● Excerpted text:
□ □ □ □ □
Didi Williams

“I aspire to create art that inspires others and makes people happy.”

– Didi Williams

My latest #inspirations4aspirations interview is with graphic designer, illustrator, and abstract collage artist @ilianamystery

Dionna “Didi” Williams creates some of the most remarkable images I see on instagram. Her abstract collage pieces are extremely colorful and eye-catching. I am always astounded – not just by the quality but also the quantity – of her work. Oftentimes, she posts multiple pieces a day and each one is as compelling as the last.

At first glance, her work appears to be “glitch art” or “data blending”. However, she makes her pieces using Photoshop by collaging photographs, illustrations and other elements. Whether these elements are recognizable as figures of pop culture or if they are abstracted beyond recognition, Didi leaves the viewer to interpret each piece. As someone who personally struggles to think or create in terms of true chaos – true abstraction – I really admire Didi.

This tribute fuses stained glass, cartoons, art nouveau, and glitch art. The lettering is inspired by typography on the 1862 stained glass window “King Arthur and Sir Lancelot” by textile designer William Morris. Given Didi’s layered textures I created spirals inspired by Gustav Klimt’s 1907 “Portrait of Adele Bloch-Bauer”. For a modern touch, I did a version of Didi’s cartoon avatar, using glitch art for texturing.

Dionna “Didi” Williams: in her own words

Where did you grow up? And where do you live now?

I’m a Georgia Peach. I grew up in Metro Atlanta within the suburbs and now I live in South Georgia in the Savannah Metropolitan Area.

Were you always artistic?

Yes, I’ve been drawing since I was seven. My biggest inspirations were the childhood cartoons that I used to watch with my dad. The four that really inspired me were Powerpuff Girls, Dexter’s Laboratory, My Life as a Teenage Robot, and Pinky and the Brain. My art style was actually inspired by Craig McCracken, Genndy Tartakovsky, and Rob Renzetti’s art styles that I grew up with. As for graphic design, I knew I wanted to go into that field since I was 13 and I was exposed to that world of digital art since I was 8 by my paternal grandmother and father.

Can you talk about your education background? Where have you studied?

I started taking graphic design classes in high school during my junior and senior year. I went to a magnet high school so I was able to take three classes there before I moved on to college. I attended Georgia Southern University for my Bachelor’s in Graphic Design and graduated two years ago.
□ □ □ □ □
● Data excerpts:
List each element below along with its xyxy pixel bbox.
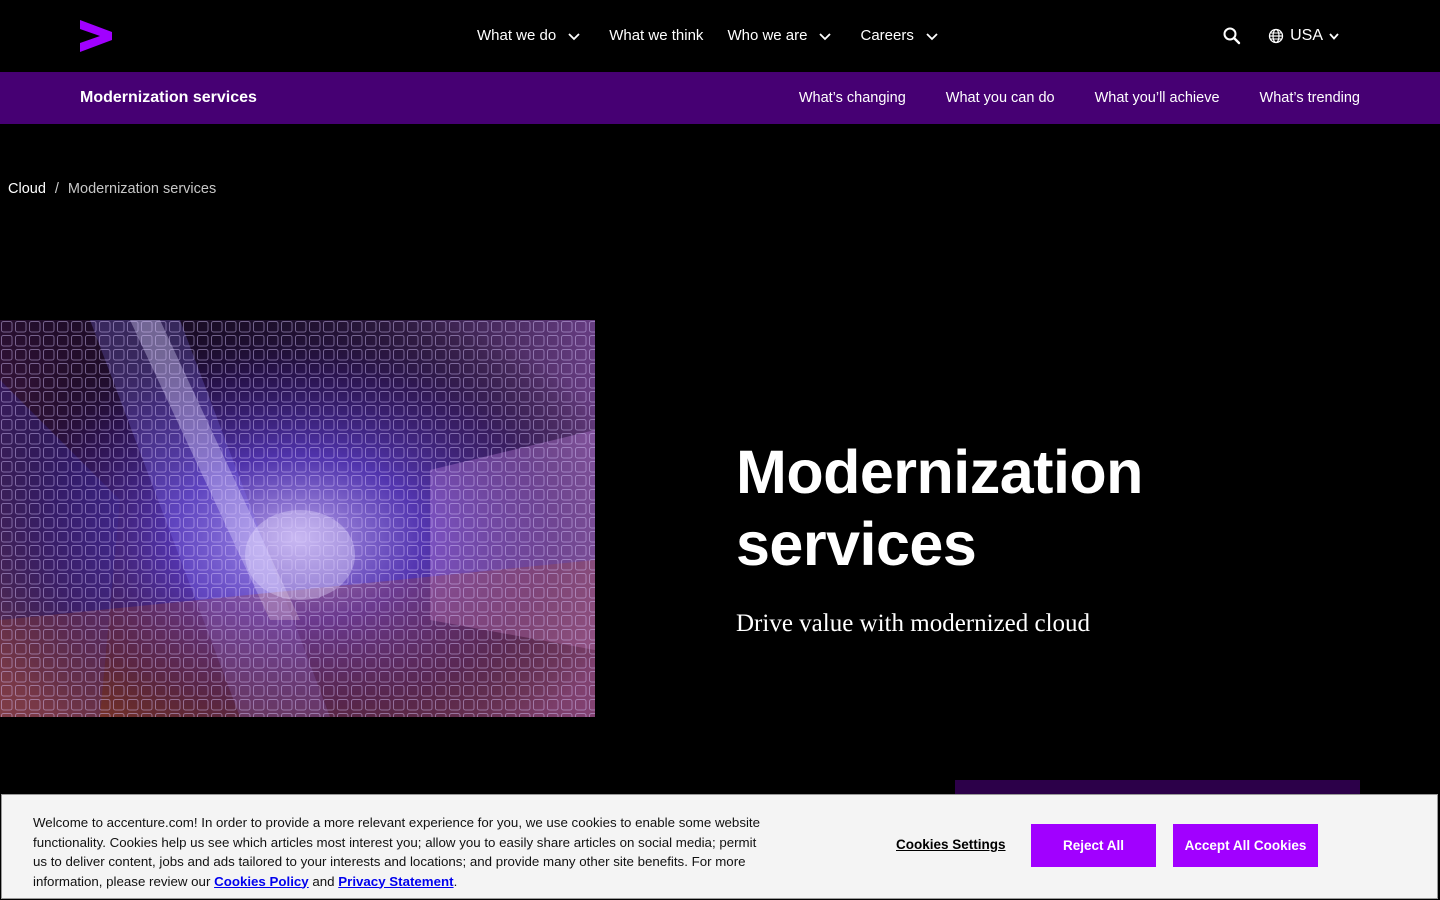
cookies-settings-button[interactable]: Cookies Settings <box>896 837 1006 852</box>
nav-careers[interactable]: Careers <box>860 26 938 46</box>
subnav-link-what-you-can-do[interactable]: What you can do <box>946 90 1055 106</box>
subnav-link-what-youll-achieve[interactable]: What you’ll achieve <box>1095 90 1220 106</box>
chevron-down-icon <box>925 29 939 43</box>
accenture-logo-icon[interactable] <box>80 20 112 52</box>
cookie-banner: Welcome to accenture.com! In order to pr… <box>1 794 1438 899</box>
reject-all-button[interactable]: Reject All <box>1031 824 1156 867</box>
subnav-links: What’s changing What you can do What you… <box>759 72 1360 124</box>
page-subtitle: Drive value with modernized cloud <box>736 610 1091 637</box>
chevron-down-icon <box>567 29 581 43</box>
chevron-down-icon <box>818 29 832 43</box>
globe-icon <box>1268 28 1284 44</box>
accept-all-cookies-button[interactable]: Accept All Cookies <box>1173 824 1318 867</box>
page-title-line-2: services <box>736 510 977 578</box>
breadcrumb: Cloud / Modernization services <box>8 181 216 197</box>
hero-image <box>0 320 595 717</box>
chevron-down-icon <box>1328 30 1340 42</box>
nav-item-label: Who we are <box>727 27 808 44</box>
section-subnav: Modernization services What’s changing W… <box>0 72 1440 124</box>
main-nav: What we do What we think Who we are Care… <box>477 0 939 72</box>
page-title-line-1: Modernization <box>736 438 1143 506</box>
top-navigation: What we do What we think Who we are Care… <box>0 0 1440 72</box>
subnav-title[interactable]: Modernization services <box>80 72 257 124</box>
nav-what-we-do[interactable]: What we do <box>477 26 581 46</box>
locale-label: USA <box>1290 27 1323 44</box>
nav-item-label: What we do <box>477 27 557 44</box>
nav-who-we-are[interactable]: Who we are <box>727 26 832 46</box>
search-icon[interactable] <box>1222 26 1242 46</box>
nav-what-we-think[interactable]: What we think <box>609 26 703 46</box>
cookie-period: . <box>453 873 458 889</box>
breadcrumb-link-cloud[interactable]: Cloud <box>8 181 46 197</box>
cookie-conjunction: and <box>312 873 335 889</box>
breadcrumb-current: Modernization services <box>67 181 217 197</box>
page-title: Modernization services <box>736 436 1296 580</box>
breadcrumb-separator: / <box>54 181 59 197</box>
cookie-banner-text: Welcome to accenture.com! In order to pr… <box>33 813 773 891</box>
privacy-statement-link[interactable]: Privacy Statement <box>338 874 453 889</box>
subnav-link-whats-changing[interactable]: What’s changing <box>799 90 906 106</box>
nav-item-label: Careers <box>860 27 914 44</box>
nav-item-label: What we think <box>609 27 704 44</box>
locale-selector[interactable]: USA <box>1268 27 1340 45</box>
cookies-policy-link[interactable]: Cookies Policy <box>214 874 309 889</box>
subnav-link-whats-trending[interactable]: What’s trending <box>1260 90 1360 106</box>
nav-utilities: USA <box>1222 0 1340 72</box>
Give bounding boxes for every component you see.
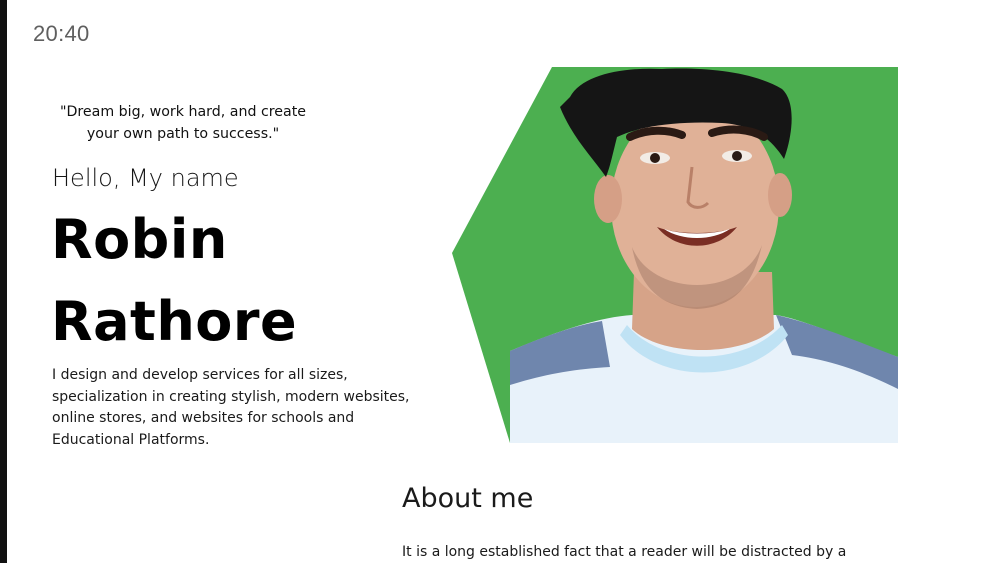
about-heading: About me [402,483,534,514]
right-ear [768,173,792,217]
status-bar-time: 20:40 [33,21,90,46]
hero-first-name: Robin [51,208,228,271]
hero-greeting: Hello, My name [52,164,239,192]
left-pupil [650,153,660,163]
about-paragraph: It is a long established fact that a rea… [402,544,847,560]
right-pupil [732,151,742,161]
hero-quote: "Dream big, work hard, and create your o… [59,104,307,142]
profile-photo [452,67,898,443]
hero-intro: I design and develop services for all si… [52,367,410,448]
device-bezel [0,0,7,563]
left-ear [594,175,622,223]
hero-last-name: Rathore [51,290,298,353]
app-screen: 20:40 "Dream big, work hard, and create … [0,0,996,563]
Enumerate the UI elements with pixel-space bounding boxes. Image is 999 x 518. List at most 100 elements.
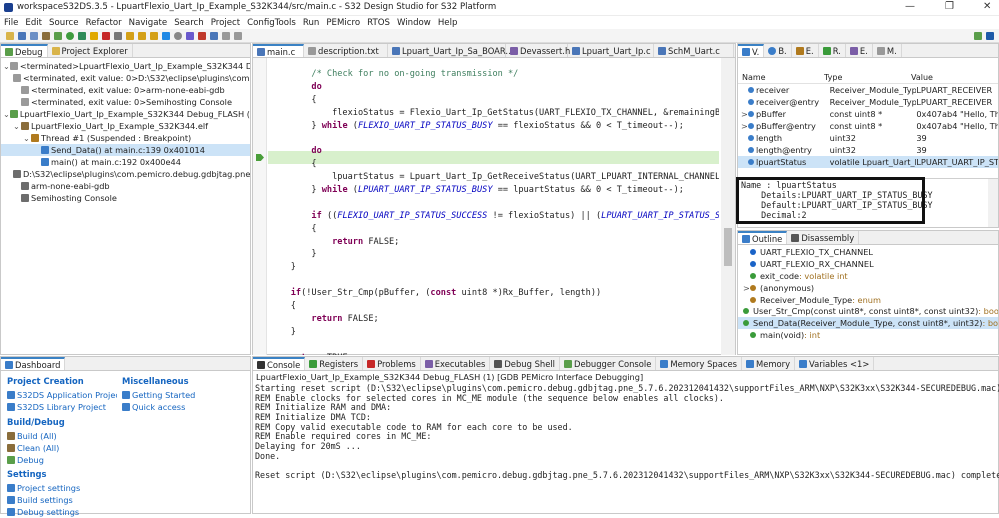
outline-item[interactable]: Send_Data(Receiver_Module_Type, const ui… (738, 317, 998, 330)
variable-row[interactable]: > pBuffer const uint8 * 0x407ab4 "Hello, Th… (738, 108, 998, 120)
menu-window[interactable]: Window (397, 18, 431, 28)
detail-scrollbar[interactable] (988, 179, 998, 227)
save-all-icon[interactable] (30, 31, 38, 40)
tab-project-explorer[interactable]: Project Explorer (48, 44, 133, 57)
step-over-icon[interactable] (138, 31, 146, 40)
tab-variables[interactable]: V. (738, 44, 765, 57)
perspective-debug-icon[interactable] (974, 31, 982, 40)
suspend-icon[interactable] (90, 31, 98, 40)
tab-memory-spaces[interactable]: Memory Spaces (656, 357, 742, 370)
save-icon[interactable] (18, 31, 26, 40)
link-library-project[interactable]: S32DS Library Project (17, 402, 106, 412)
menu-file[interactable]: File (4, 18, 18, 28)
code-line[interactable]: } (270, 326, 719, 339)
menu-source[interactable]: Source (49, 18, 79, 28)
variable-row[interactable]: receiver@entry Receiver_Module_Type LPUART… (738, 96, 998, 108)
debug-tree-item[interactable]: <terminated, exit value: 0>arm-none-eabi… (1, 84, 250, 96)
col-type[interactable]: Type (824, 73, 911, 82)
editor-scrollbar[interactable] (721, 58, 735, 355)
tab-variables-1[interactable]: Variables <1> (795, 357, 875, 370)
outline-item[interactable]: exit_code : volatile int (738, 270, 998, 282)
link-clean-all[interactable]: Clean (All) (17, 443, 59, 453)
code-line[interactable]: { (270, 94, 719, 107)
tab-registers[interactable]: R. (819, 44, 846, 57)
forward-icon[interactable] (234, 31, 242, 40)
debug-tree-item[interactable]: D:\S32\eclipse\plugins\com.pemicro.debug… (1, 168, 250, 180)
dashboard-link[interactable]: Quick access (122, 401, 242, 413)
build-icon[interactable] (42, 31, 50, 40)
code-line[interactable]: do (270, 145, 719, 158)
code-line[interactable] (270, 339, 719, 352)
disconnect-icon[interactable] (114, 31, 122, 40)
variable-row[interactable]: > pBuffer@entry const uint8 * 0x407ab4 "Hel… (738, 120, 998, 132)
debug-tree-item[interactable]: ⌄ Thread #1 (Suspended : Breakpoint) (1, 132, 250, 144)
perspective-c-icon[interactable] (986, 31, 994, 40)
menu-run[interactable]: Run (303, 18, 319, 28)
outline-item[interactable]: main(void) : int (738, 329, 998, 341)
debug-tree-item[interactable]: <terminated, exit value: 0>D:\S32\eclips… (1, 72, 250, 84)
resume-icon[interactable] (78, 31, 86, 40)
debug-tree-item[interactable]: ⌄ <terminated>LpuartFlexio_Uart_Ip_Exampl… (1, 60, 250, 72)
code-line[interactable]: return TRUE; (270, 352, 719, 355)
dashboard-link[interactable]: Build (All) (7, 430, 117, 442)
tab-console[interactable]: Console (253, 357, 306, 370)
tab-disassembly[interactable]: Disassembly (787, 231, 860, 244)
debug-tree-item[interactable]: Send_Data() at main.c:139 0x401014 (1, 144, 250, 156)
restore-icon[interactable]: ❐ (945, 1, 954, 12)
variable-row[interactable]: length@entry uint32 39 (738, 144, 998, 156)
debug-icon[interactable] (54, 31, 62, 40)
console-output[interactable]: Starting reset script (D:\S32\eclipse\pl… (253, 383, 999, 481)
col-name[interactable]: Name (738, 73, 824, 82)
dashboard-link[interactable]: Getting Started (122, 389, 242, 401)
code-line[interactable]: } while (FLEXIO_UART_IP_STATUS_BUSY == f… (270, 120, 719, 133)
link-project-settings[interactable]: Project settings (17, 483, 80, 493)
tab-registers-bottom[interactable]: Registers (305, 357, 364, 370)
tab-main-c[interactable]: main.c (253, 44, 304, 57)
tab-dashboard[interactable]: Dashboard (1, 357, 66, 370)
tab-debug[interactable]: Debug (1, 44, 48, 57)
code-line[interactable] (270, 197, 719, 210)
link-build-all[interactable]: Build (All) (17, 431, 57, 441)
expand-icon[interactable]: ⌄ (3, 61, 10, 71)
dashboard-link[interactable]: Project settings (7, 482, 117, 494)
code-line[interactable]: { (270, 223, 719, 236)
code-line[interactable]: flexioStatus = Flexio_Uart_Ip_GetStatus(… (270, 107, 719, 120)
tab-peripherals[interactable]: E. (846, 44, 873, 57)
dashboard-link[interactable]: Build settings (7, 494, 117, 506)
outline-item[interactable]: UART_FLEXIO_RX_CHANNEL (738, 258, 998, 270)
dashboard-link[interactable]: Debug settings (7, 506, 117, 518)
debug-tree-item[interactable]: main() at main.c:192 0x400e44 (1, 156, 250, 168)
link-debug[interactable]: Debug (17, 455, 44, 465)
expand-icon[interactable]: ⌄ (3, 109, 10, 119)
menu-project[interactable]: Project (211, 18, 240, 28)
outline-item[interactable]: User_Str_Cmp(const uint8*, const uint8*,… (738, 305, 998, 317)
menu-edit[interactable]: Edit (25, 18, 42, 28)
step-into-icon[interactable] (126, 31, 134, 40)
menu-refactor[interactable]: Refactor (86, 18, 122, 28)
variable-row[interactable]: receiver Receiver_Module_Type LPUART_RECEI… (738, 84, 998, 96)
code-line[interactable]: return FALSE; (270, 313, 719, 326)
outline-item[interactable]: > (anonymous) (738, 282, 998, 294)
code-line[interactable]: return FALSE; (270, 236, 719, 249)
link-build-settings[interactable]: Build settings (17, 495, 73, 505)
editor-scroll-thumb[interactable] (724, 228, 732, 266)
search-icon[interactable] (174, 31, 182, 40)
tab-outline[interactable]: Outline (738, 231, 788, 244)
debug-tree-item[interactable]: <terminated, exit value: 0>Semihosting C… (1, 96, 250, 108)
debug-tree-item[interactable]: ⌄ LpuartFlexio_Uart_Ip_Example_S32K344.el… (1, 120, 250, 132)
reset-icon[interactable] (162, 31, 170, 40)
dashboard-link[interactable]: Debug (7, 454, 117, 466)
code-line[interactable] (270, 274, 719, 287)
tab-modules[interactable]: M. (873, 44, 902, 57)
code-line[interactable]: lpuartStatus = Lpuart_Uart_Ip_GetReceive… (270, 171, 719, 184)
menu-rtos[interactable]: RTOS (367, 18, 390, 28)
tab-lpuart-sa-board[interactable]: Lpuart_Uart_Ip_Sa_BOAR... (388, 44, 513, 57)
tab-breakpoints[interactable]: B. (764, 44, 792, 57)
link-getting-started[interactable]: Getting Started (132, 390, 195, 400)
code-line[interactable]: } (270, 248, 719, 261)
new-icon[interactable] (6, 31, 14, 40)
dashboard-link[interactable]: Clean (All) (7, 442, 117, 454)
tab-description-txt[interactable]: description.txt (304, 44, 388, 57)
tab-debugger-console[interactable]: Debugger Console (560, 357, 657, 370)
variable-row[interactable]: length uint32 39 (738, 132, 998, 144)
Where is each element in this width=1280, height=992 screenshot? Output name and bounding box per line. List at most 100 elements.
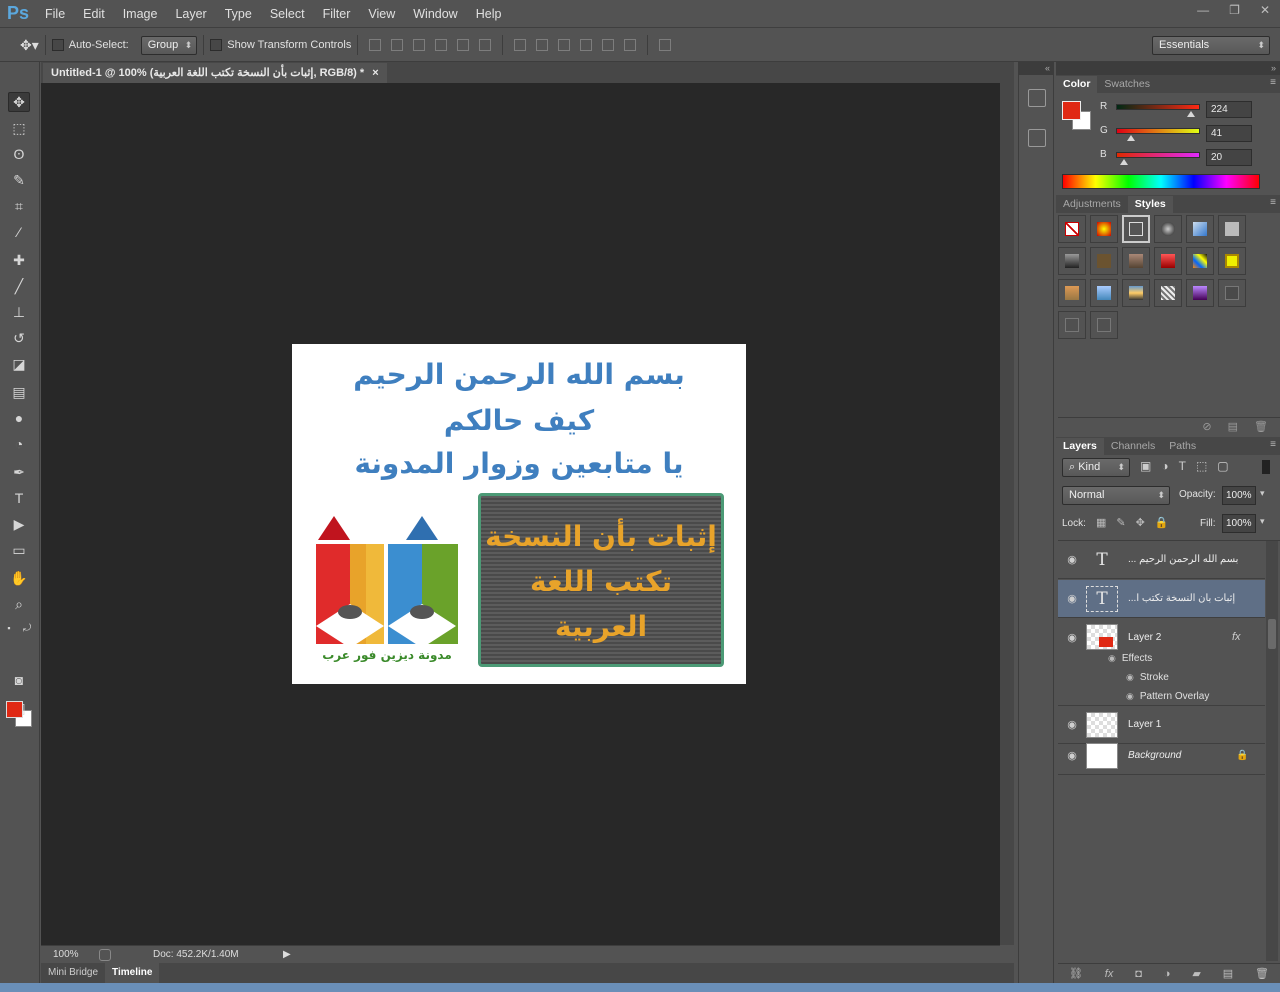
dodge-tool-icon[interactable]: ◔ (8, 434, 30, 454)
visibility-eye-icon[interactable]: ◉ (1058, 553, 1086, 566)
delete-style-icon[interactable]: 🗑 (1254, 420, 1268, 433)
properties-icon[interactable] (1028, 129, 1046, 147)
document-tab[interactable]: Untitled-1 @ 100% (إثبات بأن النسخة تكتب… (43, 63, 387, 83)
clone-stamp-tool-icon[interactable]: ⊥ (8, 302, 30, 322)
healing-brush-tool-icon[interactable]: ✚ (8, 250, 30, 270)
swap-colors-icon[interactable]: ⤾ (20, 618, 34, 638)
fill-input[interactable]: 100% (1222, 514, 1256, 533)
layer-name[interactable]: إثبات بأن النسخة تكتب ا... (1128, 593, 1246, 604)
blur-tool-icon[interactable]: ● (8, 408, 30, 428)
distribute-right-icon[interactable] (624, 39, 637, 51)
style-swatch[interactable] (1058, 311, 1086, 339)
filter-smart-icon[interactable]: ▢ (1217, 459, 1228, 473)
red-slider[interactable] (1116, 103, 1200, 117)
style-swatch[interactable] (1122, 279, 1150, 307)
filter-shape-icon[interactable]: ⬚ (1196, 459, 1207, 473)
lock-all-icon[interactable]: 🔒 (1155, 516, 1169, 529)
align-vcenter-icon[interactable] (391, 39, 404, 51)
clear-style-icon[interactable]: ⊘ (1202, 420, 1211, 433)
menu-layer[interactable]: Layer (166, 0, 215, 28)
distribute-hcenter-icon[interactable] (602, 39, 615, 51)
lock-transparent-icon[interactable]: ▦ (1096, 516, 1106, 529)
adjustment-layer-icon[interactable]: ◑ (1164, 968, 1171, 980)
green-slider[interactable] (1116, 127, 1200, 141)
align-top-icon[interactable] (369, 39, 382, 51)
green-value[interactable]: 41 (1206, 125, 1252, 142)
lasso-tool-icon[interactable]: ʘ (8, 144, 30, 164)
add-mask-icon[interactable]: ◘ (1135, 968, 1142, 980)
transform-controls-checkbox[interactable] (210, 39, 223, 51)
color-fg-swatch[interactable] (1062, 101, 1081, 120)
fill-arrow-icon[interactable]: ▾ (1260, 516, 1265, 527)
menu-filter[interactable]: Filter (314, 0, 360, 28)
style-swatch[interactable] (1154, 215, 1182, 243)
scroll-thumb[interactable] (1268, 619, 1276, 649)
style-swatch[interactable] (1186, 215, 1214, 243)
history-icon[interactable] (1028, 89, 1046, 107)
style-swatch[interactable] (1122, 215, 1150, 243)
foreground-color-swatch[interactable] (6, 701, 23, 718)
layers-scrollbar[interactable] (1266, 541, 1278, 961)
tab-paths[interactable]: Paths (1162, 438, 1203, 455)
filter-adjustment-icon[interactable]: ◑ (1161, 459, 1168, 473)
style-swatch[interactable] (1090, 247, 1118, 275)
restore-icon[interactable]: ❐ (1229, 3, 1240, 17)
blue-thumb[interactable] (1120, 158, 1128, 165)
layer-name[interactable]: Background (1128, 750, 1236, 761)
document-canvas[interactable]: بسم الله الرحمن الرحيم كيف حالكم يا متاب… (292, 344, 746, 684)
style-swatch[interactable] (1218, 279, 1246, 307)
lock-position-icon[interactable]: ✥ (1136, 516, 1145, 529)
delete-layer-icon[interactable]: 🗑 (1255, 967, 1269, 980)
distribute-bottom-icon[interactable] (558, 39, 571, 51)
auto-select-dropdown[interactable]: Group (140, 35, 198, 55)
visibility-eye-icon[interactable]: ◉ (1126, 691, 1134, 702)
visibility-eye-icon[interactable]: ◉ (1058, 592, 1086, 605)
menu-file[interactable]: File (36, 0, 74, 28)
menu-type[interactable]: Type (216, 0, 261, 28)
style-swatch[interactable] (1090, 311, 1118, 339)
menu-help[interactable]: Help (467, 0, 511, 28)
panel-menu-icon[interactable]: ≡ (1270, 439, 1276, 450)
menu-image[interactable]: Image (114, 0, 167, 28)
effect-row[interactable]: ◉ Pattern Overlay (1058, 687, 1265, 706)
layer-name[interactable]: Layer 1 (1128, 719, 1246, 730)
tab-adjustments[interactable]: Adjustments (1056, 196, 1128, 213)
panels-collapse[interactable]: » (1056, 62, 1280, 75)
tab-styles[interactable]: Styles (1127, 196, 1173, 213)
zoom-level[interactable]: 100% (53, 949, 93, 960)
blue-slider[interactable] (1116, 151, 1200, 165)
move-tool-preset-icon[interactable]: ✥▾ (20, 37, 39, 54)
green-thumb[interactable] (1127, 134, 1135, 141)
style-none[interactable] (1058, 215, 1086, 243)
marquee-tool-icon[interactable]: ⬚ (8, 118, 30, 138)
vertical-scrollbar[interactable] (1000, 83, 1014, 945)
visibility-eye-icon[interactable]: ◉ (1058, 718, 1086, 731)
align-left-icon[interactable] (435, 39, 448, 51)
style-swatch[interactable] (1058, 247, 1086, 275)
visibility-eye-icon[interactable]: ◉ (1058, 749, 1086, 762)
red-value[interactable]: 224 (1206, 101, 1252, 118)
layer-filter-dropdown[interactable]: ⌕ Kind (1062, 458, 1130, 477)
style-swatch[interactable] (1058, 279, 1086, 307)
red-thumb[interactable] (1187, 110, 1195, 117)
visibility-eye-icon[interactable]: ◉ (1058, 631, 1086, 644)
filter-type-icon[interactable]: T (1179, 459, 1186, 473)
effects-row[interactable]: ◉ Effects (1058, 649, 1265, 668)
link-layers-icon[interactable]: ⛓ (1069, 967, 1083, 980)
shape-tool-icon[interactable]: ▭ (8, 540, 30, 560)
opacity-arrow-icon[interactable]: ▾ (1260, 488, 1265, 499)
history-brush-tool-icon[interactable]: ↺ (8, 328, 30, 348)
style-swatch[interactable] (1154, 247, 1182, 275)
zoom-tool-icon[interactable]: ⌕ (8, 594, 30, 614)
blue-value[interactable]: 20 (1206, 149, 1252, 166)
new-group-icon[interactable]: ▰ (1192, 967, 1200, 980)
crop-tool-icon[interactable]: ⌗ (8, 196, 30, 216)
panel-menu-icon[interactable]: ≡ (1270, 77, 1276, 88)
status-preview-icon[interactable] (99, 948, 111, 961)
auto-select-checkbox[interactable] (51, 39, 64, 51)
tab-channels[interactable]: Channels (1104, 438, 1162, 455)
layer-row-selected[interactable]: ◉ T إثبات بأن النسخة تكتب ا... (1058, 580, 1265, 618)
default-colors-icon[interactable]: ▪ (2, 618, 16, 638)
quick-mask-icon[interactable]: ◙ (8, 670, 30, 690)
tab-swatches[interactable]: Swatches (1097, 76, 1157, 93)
□ □ □ □ □
● Problems to work on:
1. Print the Didi Williams interview from "Where did you" up to and including "grandmother and father.".
2. In the Didi Williams interview, which university did she attend for her Bachelor's in Graphic Design?
The lines come from a different source than the Didi Williams interview.

● Solutions by task:
1.
Where did you grow up? And where do you live now?

I’m a Georgia Peach. I grew up in Metro Atlanta within the suburbs and now I live in South Georgia in the Savannah Metropolitan Area.

Were you always artistic?

Yes, I’ve been drawing since I was seven. My biggest inspirations were the childhood cartoons that I used to watch with my dad. The four that really inspired me were Powerpuff Girls, Dexter’s Laboratory, My Life as a Teenage Robot, and Pinky and the Brain. My art style was actually inspired by Craig McCracken, Genndy Tartakovsky, and Rob Renzetti’s art styles that I grew up with. As for graphic design, I knew I wanted to go into that field since I was 13 and I was exposed to that world of digital art since I was 8 by my paternal grandmother and father.

2. Georgia Southern University